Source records
[Begin]

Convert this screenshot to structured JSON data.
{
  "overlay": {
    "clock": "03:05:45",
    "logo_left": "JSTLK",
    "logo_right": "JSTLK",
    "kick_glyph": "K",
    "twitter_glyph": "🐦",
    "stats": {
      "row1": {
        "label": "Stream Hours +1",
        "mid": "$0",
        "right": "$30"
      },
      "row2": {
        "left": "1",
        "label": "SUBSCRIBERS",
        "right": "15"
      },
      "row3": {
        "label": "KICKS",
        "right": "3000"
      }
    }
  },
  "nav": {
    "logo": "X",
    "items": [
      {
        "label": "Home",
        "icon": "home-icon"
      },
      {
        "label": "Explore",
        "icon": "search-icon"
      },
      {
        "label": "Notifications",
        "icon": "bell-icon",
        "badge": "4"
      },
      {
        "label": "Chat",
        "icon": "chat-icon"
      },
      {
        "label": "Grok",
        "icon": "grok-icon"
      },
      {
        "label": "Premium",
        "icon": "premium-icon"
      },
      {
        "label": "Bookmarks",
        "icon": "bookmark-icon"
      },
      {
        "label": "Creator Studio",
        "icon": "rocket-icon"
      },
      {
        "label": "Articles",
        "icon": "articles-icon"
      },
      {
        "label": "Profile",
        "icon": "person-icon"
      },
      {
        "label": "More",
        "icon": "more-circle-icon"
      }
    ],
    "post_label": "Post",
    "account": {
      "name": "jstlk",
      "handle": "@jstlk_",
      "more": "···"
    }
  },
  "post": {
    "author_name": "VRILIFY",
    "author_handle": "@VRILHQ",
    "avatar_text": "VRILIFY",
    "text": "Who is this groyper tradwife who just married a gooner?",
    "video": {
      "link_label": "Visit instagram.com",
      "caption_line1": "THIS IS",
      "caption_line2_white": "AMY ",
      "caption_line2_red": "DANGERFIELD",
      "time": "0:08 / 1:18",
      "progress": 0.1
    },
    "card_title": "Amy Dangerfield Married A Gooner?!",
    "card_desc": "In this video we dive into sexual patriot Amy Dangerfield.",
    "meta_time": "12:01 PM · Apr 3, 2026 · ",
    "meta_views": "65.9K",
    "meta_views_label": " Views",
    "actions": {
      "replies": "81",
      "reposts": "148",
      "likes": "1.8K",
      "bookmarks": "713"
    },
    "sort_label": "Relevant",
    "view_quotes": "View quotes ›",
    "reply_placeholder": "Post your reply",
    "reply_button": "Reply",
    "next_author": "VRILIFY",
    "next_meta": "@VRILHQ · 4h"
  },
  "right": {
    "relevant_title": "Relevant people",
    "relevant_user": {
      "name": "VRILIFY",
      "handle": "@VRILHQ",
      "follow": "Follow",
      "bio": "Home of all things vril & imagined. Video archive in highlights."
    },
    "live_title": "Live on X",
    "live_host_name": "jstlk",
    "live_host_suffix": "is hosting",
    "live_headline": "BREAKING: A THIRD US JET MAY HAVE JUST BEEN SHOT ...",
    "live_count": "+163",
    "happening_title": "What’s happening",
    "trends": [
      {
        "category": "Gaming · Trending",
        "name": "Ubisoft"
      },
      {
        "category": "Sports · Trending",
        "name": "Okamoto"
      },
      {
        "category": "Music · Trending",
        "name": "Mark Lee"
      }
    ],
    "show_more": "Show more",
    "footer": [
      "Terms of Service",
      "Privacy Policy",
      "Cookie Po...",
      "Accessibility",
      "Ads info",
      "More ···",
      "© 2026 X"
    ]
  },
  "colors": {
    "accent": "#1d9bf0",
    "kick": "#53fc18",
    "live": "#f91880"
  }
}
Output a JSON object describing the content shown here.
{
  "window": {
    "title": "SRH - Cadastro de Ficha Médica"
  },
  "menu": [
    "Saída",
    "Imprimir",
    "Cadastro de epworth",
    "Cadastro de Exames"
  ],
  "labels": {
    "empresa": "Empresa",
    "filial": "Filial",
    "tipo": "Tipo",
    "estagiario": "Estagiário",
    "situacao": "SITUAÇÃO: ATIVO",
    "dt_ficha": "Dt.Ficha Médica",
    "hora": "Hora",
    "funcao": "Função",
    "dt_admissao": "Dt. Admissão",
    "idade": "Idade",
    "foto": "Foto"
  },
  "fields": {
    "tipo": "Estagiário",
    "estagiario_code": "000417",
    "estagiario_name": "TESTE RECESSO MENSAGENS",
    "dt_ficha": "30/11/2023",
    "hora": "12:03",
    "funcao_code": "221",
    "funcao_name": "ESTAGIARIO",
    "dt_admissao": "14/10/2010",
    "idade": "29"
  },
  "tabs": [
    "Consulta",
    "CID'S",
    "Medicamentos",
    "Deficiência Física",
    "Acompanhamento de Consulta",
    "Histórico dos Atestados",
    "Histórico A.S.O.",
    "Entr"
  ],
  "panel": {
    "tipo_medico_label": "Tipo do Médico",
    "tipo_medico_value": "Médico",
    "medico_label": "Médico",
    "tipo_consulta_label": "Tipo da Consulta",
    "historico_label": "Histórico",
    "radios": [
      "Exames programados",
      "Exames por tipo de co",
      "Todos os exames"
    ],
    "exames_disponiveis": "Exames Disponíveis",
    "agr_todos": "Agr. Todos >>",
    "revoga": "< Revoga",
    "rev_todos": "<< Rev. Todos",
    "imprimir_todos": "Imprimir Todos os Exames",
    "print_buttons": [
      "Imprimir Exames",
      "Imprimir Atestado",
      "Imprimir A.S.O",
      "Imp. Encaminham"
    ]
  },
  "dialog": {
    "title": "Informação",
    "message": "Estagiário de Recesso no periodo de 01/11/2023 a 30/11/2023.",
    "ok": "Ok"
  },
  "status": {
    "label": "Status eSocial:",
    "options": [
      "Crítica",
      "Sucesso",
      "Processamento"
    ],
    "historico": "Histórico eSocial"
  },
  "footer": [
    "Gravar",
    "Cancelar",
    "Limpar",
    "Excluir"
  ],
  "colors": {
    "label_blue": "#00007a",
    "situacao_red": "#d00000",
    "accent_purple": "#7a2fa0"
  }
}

[End]

WHAT THE EXERCISE ASKS → Transcribe every record above exactly as it appears.

SOLUTION TO THIS TASK →
Convert this screenshot to structured JSON data.
{
  "overlay": {
    "clock": "03:05:45",
    "logo_left": "JSTLK",
    "logo_right": "JSTLK",
    "kick_glyph": "K",
    "twitter_glyph": "🐦",
    "stats": {
      "row1": {
        "label": "Stream Hours +1",
        "mid": "$0",
        "right": "$30"
      },
      "row2": {
        "left": "1",
        "label": "SUBSCRIBERS",
        "right": "15"
      },
      "row3": {
        "label": "KICKS",
        "right": "3000"
      }
    }
  },
  "nav": {
    "logo": "X",
    "items": [
      {
        "label": "Home",
        "icon": "home-icon"
      },
      {
        "label": "Explore",
        "icon": "search-icon"
      },
      {
        "label": "Notifications",
        "icon": "bell-icon",
        "badge": "4"
      },
      {
        "label": "Chat",
        "icon": "chat-icon"
      },
      {
        "label": "Grok",
        "icon": "grok-icon"
      },
      {
        "label": "Premium",
        "icon": "premium-icon"
      },
      {
        "label": "Bookmarks",
        "icon": "bookmark-icon"
      },
      {
        "label": "Creator Studio",
        "icon": "rocket-icon"
      },
      {
        "label": "Articles",
        "icon": "articles-icon"
      },
      {
        "label": "Profile",
        "icon": "person-icon"
      },
      {
        "label": "More",
        "icon": "more-circle-icon"
      }
    ],
    "post_label": "Post",
    "account": {
      "name": "jstlk",
      "handle": "@jstlk_",
      "more": "···"
    }
  },
  "post": {
    "author_name": "VRILIFY",
    "author_handle": "@VRILHQ",
    "avatar_text": "VRILIFY",
    "text": "Who is this groyper tradwife who just married a gooner?",
    "video": {
      "link_label": "Visit instagram.com",
      "caption_line1": "THIS IS",
      "caption_line2_white": "AMY ",
      "caption_line2_red": "DANGERFIELD",
      "time": "0:08 / 1:18",
      "progress": 0.1
    },
    "card_title": "Amy Dangerfield Married A Gooner?!",
    "card_desc": "In this video we dive into sexual patriot Amy Dangerfield.",
    "meta_time": "12:01 PM · Apr 3, 2026 · ",
    "meta_views": "65.9K",
    "meta_views_label": " Views",
    "actions": {
      "replies": "81",
      "reposts": "148",
      "likes": "1.8K",
      "bookmarks": "713"
    },
    "sort_label": "Relevant",
    "view_quotes": "View quotes ›",
    "reply_placeholder": "Post your reply",
    "reply_button": "Reply",
    "next_author": "VRILIFY",
    "next_meta": "@VRILHQ · 4h"
  },
  "right": {
    "relevant_title": "Relevant people",
    "relevant_user": {
      "name": "VRILIFY",
      "handle": "@VRILHQ",
      "follow": "Follow",
      "bio": "Home of all things vril & imagined. Video archive in highlights."
    },
    "live_title": "Live on X",
    "live_host_name": "jstlk",
    "live_host_suffix": "is hosting",
    "live_headline": "BREAKING: A THIRD US JET MAY HAVE JUST BEEN SHOT ...",
    "live_count": "+163",
    "happening_title": "What’s happening",
    "trends": [
      {
        "category": "Gaming · Trending",
        "name": "Ubisoft"
      },
      {
        "category": "Sports · Trending",
        "name": "Okamoto"
      },
      {
        "category": "Music · Trending",
        "name": "Mark Lee"
      }
    ],
    "show_more": "Show more",
    "footer": [
      "Terms of Service",
      "Privacy Policy",
      "Cookie Po...",
      "Accessibility",
      "Ads info",
      "More ···",
      "© 2026 X"
    ]
  },
  "colors": {
    "accent": "#1d9bf0",
    "kick": "#53fc18",
    "live": "#f91880"
  }
}
Output a JSON object describing the content shown here.
{
  "window": {
    "title": "SRH - Cadastro de Ficha Médica"
  },
  "menu": [
    "Saída",
    "Imprimir",
    "Cadastro de epworth",
    "Cadastro de Exames"
  ],
  "labels": {
    "empresa": "Empresa",
    "filial": "Filial",
    "tipo": "Tipo",
    "estagiario": "Estagiário",
    "situacao": "SITUAÇÃO: ATIVO",
    "dt_ficha": "Dt.Ficha Médica",
    "hora": "Hora",
    "funcao": "Função",
    "dt_admissao": "Dt. Admissão",
    "idade": "Idade",
    "foto": "Foto"
  },
  "fields": {
    "tipo": "Estagiário",
    "estagiario_code": "000417",
    "estagiario_name": "TESTE RECESSO MENSAGENS",
    "dt_ficha": "30/11/2023",
    "hora": "12:03",
    "funcao_code": "221",
    "funcao_name": "ESTAGIARIO",
    "dt_admissao": "14/10/2010",
    "idade": "29"
  },
  "tabs": [
    "Consulta",
    "CID'S",
    "Medicamentos",
    "Deficiência Física",
    "Acompanhamento de Consulta",
    "Histórico dos Atestados",
    "Histórico A.S.O.",
    "Entr"
  ],
  "panel": {
    "tipo_medico_label": "Tipo do Médico",
    "tipo_medico_value": "Médico",
    "medico_label": "Médico",
    "tipo_consulta_label": "Tipo da Consulta",
    "historico_label": "Histórico",
    "radios": [
      "Exames programados",
      "Exames por tipo de co",
      "Todos os exames"
    ],
    "exames_disponiveis": "Exames Disponíveis",
    "agr_todos": "Agr. Todos >>",
    "revoga": "< Revoga",
    "rev_todos": "<< Rev. Todos",
    "imprimir_todos": "Imprimir Todos os Exames",
    "print_buttons": [
      "Imprimir Exames",
      "Imprimir Atestado",
      "Imprimir A.S.O",
      "Imp. Encaminham"
    ]
  },
  "dialog": {
    "title": "Informação",
    "message": "Estagiário de Recesso no periodo de 01/11/2023 a 30/11/2023.",
    "ok": "Ok"
  },
  "status": {
    "label": "Status eSocial:",
    "options": [
      "Crítica",
      "Sucesso",
      "Processamento"
    ],
    "historico": "Histórico eSocial"
  },
  "footer": [
    "Gravar",
    "Cancelar",
    "Limpar",
    "Excluir"
  ],
  "colors": {
    "label_blue": "#00007a",
    "situacao_red": "#d00000",
    "accent_purple": "#7a2fa0"
  }
}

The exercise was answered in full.